Stored records:
(begin)

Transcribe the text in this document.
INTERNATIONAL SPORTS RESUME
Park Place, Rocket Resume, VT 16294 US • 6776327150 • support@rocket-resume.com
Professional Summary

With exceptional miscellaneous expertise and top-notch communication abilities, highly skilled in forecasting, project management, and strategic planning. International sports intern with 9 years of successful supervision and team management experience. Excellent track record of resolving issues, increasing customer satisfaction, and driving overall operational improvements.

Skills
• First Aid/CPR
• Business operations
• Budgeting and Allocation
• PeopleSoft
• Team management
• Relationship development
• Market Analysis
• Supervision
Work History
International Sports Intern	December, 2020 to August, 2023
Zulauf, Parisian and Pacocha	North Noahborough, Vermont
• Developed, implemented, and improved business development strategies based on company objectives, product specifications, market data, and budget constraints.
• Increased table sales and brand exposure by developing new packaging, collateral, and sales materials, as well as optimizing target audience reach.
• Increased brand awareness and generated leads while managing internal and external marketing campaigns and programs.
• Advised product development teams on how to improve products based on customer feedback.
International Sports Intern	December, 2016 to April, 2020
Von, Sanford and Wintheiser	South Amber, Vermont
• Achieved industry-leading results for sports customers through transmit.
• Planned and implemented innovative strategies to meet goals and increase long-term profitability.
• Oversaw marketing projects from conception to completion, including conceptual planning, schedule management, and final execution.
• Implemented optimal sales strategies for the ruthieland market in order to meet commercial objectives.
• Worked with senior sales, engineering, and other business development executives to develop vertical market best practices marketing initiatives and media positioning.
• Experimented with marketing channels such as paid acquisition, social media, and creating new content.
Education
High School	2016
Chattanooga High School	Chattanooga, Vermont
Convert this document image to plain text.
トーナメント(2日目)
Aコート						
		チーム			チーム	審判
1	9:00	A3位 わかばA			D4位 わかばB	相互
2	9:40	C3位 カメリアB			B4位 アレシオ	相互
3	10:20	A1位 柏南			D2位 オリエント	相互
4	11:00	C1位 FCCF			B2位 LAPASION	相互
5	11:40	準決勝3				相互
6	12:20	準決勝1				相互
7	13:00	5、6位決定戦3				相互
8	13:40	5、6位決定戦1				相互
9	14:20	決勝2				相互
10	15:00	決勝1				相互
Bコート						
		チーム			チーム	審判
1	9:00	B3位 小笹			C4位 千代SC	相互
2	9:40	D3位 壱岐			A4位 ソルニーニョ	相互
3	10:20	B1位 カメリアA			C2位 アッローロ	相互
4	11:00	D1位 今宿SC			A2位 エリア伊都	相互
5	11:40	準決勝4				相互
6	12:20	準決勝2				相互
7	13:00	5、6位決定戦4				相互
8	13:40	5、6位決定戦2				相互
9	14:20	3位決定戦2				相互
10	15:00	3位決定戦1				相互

(end)

Objective
Repeat the records above exactly, from the first line to the last.

Written response
Transcribe the text in this document.
INTERNATIONAL SPORTS RESUME
Park Place, Rocket Resume, VT 16294 US • 6776327150 • support@rocket-resume.com
Professional Summary

With exceptional miscellaneous expertise and top-notch communication abilities, highly skilled in forecasting, project management, and strategic planning. International sports intern with 9 years of successful supervision and team management experience. Excellent track record of resolving issues, increasing customer satisfaction, and driving overall operational improvements.

Skills
• First Aid/CPR
• Business operations
• Budgeting and Allocation
• PeopleSoft
• Team management
• Relationship development
• Market Analysis
• Supervision
Work History
International Sports Intern	December, 2020 to August, 2023
Zulauf, Parisian and Pacocha	North Noahborough, Vermont
• Developed, implemented, and improved business development strategies based on company objectives, product specifications, market data, and budget constraints.
• Increased table sales and brand exposure by developing new packaging, collateral, and sales materials, as well as optimizing target audience reach.
• Increased brand awareness and generated leads while managing internal and external marketing campaigns and programs.
• Advised product development teams on how to improve products based on customer feedback.
International Sports Intern	December, 2016 to April, 2020
Von, Sanford and Wintheiser	South Amber, Vermont
• Achieved industry-leading results for sports customers through transmit.
• Planned and implemented innovative strategies to meet goals and increase long-term profitability.
• Oversaw marketing projects from conception to completion, including conceptual planning, schedule management, and final execution.
• Implemented optimal sales strategies for the ruthieland market in order to meet commercial objectives.
• Worked with senior sales, engineering, and other business development executives to develop vertical market best practices marketing initiatives and media positioning.
• Experimented with marketing channels such as paid acquisition, social media, and creating new content.
Education
High School	2016
Chattanooga High School	Chattanooga, Vermont
Convert this document image to plain text.
トーナメント(2日目)
Aコート						
		チーム			チーム	審判
1	9:00	A3位 わかばA			D4位 わかばB	相互
2	9:40	C3位 カメリアB			B4位 アレシオ	相互
3	10:20	A1位 柏南			D2位 オリエント	相互
4	11:00	C1位 FCCF			B2位 LAPASION	相互
5	11:40	準決勝3				相互
6	12:20	準決勝1				相互
7	13:00	5、6位決定戦3				相互
8	13:40	5、6位決定戦1				相互
9	14:20	決勝2				相互
10	15:00	決勝1				相互
Bコート						
		チーム			チーム	審判
1	9:00	B3位 小笹			C4位 千代SC	相互
2	9:40	D3位 壱岐			A4位 ソルニーニョ	相互
3	10:20	B1位 カメリアA			C2位 アッローロ	相互
4	11:00	D1位 今宿SC			A2位 エリア伊都	相互
5	11:40	準決勝4				相互
6	12:20	準決勝2				相互
7	13:00	5、6位決定戦4				相互
8	13:40	5、6位決定戦2				相互
9	14:20	3位決定戦2				相互
10	15:00	3位決定戦1				相互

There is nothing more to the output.